EXERCISE PROMPT: Report how many lines of the records below include the word "marker". Give nothing but the number.

INFORMATION SUPPLIED:
+++++
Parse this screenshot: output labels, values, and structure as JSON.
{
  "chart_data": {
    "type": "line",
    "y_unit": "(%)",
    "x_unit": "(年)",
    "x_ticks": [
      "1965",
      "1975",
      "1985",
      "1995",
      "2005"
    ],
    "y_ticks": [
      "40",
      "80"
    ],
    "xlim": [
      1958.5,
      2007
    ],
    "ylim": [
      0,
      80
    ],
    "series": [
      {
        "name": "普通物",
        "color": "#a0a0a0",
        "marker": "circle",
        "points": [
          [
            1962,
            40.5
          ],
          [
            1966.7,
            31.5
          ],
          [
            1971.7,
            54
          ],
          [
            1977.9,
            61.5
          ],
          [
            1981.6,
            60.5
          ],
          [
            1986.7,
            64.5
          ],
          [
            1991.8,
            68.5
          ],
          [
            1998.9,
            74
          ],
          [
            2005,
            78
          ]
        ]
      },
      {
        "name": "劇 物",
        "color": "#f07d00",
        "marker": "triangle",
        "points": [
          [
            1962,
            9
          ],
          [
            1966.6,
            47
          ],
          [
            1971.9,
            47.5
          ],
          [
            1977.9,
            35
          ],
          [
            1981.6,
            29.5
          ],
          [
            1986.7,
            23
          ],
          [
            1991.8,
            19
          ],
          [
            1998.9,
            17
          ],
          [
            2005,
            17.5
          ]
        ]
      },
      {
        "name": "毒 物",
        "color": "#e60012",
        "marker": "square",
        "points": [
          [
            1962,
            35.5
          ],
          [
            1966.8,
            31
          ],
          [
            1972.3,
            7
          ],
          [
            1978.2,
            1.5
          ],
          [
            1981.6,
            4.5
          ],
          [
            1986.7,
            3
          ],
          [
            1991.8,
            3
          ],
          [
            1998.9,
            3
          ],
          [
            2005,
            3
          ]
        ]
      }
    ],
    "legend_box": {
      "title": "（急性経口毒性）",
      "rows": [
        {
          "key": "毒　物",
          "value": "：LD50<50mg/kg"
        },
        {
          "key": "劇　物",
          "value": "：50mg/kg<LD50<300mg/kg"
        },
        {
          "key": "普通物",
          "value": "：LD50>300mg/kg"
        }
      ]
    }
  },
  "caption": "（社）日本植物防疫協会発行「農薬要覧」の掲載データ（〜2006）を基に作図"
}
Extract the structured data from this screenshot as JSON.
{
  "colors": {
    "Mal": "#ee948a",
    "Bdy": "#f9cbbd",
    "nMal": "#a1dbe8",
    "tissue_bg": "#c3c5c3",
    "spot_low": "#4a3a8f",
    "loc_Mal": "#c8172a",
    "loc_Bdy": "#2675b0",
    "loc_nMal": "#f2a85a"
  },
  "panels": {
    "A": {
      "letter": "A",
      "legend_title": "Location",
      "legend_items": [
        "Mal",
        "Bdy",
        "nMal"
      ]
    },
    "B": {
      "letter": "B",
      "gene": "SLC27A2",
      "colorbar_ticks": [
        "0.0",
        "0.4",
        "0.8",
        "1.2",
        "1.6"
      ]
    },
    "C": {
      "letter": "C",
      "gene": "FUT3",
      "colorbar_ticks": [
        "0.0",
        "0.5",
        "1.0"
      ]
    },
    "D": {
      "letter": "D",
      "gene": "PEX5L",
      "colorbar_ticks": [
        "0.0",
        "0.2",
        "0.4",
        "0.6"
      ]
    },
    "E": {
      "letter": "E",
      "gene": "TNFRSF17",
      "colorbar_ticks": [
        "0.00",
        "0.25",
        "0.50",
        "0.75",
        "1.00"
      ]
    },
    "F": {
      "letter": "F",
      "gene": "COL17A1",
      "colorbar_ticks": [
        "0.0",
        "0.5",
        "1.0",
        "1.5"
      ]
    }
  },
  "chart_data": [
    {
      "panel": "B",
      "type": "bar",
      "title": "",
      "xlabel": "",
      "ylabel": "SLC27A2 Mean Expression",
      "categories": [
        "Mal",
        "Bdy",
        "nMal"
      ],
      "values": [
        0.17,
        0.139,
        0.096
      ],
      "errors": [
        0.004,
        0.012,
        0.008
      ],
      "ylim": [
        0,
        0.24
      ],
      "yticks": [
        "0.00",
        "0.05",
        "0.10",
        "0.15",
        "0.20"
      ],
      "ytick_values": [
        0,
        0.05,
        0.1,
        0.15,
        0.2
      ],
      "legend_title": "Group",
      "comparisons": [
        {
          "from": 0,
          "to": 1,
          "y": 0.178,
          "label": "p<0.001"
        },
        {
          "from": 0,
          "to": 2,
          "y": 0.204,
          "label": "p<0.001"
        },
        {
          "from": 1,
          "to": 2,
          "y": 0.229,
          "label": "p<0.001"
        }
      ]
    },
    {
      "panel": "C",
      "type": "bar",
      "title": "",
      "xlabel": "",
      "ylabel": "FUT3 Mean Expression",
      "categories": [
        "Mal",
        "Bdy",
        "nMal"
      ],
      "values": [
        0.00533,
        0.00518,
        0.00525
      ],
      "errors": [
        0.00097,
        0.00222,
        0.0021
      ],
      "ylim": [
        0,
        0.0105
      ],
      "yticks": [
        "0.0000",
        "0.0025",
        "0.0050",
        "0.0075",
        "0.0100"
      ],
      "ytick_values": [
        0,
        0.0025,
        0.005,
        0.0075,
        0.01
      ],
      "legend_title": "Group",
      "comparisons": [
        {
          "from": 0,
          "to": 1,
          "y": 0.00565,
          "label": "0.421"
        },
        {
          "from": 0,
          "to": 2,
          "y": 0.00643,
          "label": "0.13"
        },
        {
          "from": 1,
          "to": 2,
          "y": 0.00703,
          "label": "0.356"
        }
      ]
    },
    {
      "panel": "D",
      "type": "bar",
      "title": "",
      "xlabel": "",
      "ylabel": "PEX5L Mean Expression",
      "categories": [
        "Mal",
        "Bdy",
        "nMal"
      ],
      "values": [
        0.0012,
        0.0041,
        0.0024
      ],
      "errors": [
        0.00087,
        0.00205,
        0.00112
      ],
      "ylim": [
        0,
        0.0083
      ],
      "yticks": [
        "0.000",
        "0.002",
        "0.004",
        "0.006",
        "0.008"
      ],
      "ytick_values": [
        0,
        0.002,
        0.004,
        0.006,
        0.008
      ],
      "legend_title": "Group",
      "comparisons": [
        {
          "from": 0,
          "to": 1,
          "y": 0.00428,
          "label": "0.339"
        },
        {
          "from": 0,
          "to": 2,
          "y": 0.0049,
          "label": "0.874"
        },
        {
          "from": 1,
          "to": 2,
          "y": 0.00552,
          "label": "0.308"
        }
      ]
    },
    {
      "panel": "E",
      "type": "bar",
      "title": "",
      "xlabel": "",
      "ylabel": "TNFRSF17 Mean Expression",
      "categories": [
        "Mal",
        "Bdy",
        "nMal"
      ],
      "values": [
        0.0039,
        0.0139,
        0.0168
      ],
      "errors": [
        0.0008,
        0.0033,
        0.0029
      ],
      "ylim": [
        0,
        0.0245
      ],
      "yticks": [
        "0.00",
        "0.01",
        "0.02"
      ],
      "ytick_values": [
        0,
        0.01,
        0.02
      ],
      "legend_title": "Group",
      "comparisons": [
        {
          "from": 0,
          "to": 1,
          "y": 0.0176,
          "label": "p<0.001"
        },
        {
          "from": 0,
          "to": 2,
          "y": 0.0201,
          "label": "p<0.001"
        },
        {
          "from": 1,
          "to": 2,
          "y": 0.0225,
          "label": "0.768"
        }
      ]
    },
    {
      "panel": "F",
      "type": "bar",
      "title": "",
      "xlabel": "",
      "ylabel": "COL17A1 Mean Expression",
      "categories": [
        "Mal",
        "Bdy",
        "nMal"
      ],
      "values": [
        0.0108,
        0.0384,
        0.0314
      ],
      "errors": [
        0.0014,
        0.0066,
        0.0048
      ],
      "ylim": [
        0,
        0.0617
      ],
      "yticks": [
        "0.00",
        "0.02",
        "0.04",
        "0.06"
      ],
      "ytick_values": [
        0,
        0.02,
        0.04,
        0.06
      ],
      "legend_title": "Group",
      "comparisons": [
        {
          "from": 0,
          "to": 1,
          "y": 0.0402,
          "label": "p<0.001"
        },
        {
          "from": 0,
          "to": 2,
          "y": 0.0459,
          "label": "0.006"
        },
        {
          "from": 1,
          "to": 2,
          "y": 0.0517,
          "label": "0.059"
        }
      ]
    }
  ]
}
+++++
SOLUTION TO THE PROBLEM: 3